Dataset records:
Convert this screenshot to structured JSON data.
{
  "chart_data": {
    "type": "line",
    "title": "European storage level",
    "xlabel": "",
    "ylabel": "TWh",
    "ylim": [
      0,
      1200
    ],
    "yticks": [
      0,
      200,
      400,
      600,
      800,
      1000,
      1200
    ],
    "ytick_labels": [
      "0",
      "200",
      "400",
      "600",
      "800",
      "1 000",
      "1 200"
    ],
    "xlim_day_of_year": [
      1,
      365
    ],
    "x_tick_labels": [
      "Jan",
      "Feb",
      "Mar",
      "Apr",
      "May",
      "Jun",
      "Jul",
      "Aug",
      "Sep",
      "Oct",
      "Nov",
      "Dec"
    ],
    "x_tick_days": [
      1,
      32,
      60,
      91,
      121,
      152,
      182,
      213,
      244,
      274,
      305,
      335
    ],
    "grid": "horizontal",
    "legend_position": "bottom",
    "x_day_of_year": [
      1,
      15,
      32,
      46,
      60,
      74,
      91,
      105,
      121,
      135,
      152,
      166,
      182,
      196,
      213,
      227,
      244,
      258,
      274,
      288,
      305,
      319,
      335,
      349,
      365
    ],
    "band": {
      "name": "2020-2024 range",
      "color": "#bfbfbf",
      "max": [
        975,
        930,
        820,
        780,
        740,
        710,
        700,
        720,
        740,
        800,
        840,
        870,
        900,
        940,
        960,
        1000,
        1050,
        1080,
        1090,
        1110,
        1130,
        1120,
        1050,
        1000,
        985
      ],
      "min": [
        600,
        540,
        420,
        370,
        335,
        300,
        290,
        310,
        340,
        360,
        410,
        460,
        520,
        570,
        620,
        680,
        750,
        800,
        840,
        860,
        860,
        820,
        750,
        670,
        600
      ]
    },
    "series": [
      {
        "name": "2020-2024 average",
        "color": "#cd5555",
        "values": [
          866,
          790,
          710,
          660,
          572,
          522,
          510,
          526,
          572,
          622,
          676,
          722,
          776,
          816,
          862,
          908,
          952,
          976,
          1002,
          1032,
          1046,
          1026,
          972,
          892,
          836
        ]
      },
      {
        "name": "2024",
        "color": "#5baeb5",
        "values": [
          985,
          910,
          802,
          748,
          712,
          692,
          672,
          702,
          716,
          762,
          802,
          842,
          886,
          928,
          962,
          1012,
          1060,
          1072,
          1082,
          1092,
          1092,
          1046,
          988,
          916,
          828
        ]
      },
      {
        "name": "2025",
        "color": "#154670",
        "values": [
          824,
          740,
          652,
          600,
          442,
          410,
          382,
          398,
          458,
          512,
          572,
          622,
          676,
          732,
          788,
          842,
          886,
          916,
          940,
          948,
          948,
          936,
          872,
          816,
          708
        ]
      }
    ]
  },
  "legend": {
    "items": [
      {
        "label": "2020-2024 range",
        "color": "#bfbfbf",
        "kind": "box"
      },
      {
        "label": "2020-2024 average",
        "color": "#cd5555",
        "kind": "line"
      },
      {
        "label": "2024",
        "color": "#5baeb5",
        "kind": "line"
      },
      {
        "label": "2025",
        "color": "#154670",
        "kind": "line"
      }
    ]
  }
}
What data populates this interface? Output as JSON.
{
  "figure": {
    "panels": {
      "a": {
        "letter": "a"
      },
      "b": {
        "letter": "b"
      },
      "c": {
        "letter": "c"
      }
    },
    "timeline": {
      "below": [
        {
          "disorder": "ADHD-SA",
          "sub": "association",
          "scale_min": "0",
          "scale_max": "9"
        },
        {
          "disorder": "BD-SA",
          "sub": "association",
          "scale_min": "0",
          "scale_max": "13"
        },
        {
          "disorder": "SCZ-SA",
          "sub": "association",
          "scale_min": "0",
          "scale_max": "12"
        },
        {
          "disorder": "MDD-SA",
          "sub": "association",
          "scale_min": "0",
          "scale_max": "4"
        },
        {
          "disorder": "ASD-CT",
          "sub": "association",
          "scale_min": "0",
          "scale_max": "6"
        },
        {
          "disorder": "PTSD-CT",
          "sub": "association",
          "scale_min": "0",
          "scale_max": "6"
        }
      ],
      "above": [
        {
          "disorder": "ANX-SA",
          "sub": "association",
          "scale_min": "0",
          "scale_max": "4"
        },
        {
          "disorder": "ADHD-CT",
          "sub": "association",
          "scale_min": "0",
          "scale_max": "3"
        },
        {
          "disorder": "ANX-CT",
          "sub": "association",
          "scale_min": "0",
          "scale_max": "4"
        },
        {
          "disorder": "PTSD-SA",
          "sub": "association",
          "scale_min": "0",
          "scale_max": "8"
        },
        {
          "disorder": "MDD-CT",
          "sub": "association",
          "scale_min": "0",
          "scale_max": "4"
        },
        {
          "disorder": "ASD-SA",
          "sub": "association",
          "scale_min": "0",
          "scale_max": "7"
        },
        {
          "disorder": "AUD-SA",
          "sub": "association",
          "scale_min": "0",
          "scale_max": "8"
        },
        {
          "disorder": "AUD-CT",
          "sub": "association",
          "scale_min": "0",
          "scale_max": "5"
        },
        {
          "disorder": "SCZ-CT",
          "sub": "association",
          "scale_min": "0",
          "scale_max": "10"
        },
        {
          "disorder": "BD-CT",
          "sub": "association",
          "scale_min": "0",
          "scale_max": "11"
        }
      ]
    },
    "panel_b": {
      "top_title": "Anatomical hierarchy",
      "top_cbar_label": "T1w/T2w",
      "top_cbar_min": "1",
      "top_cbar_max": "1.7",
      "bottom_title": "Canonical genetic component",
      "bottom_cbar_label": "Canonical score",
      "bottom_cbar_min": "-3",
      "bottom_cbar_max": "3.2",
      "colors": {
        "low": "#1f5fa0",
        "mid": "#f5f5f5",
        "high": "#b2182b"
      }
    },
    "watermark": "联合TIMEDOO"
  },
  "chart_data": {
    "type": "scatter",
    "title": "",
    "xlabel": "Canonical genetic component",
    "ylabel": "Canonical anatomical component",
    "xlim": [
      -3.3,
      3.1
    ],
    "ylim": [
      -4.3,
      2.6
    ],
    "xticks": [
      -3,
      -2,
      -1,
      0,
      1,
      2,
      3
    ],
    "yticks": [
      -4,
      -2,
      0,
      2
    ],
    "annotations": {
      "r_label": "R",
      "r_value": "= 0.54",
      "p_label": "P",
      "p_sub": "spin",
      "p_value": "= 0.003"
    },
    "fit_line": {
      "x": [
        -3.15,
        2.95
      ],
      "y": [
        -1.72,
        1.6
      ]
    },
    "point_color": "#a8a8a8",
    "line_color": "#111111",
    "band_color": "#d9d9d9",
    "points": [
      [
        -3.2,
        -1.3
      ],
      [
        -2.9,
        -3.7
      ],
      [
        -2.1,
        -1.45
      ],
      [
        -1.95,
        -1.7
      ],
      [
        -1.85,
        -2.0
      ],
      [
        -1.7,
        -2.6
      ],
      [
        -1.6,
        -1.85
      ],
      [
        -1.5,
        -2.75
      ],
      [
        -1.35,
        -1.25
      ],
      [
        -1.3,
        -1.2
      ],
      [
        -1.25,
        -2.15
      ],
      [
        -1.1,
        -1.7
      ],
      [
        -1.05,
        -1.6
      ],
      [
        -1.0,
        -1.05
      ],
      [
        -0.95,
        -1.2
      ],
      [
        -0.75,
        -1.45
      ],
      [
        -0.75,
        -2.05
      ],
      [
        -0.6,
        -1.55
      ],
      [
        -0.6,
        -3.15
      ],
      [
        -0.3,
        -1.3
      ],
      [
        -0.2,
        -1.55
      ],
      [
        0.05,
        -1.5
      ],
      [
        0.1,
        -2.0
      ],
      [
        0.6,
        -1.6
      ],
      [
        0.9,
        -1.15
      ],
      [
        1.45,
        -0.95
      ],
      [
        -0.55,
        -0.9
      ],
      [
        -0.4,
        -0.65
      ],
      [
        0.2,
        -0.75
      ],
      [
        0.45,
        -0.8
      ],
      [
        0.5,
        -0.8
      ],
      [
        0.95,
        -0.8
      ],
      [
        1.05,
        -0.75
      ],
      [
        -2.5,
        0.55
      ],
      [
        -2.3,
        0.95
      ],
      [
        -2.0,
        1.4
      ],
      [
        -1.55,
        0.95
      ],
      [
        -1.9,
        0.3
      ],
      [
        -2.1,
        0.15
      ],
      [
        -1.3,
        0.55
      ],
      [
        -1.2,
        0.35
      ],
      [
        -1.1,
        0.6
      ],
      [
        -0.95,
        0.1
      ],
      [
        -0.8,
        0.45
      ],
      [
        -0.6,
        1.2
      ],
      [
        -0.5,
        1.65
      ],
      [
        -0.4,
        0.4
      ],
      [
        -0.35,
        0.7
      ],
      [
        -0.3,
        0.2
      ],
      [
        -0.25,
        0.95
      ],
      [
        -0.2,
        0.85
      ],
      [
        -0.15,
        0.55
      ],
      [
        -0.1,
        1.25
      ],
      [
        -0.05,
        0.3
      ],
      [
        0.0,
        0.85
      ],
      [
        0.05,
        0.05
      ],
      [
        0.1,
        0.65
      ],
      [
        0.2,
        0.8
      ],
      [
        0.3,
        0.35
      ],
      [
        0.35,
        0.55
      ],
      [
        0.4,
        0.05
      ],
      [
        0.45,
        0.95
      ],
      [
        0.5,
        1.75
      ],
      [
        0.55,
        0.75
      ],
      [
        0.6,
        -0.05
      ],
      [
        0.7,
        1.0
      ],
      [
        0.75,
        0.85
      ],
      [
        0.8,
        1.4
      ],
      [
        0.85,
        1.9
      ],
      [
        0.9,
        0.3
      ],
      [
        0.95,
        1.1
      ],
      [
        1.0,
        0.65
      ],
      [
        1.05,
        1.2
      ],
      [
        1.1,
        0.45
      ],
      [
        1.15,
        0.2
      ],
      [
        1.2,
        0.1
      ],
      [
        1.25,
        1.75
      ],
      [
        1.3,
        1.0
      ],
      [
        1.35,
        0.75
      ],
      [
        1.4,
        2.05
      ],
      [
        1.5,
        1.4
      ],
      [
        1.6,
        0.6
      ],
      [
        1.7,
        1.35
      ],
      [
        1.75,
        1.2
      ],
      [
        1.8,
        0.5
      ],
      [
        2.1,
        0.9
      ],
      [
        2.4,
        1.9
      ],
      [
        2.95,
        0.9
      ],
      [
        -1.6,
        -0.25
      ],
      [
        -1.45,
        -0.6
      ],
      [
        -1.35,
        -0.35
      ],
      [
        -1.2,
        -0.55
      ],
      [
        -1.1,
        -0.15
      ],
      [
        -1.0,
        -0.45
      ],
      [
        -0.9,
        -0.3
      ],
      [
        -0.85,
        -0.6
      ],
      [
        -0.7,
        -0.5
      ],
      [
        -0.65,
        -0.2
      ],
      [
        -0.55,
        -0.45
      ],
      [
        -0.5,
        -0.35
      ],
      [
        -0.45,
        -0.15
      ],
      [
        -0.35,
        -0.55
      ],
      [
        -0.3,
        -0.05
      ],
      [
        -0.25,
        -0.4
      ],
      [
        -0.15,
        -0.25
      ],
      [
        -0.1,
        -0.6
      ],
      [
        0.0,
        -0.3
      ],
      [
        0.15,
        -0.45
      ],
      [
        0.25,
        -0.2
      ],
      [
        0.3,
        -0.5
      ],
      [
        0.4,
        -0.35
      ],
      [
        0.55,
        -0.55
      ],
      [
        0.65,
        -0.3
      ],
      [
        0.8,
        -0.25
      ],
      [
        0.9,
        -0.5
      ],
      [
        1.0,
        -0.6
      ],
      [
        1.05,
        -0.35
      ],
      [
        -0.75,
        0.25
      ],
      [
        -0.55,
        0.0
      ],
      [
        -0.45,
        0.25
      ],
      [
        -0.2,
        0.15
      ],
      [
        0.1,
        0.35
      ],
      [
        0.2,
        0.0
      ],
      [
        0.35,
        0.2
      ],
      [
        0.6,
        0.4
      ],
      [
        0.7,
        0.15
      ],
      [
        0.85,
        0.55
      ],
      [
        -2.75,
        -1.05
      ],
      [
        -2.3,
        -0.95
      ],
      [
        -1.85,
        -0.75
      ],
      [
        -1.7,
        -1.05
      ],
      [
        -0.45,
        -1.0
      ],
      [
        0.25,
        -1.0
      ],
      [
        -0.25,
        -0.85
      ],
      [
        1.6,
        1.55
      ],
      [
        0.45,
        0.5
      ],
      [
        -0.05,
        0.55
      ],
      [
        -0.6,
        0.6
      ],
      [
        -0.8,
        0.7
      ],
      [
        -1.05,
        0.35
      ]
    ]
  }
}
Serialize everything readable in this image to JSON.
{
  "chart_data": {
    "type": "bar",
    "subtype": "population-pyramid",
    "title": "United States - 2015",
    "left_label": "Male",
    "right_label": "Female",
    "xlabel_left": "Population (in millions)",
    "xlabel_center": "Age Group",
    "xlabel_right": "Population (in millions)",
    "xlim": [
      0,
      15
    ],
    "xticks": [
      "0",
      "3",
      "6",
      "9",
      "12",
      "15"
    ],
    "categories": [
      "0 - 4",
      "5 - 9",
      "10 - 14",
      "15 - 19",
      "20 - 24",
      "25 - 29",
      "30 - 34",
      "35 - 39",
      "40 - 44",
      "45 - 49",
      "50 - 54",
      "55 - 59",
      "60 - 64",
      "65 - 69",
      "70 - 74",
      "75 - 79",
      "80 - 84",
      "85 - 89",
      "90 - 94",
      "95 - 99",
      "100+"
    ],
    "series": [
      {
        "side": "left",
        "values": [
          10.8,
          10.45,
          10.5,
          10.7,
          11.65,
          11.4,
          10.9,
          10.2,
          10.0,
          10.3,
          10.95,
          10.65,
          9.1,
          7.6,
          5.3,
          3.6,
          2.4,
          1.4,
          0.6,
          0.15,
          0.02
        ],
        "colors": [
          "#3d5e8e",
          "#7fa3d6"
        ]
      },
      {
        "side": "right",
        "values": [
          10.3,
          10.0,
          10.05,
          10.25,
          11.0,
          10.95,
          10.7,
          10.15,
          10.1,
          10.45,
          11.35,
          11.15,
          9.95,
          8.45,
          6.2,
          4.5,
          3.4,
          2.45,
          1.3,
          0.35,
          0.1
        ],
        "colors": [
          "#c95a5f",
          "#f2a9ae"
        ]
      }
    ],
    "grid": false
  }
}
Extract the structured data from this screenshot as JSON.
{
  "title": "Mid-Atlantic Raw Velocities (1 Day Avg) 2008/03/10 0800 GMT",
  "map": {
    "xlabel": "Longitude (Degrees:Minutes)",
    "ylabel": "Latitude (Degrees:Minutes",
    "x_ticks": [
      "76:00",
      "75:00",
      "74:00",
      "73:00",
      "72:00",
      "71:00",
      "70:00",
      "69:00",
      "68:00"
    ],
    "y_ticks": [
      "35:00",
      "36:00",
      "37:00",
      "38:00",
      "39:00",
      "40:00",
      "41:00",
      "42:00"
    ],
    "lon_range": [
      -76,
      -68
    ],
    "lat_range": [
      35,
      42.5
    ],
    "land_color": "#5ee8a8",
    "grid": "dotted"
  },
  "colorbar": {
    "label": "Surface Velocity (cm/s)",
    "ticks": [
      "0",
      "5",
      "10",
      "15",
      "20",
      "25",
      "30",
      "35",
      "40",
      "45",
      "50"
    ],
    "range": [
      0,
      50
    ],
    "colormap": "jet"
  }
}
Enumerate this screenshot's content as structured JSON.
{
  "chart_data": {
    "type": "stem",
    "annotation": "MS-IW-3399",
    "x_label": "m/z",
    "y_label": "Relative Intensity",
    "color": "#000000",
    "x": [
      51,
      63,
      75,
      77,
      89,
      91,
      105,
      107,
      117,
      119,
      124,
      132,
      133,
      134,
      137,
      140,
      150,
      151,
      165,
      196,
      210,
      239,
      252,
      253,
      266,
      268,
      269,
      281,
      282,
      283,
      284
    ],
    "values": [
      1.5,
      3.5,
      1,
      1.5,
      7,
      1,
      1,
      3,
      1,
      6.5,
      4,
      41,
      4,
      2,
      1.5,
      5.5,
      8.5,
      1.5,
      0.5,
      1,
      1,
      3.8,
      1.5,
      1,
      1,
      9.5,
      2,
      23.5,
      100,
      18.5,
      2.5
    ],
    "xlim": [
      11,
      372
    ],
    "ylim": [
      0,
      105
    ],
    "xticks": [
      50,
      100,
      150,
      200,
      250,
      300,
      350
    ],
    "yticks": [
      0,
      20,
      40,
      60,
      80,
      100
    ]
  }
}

Problem to solve: Go through the records and show every line with the string "component" in it.

Exercise response:
      "bottom_title": "Canonical genetic component",
    "xlabel": "Canonical genetic component",
    "ylabel": "Canonical anatomical component",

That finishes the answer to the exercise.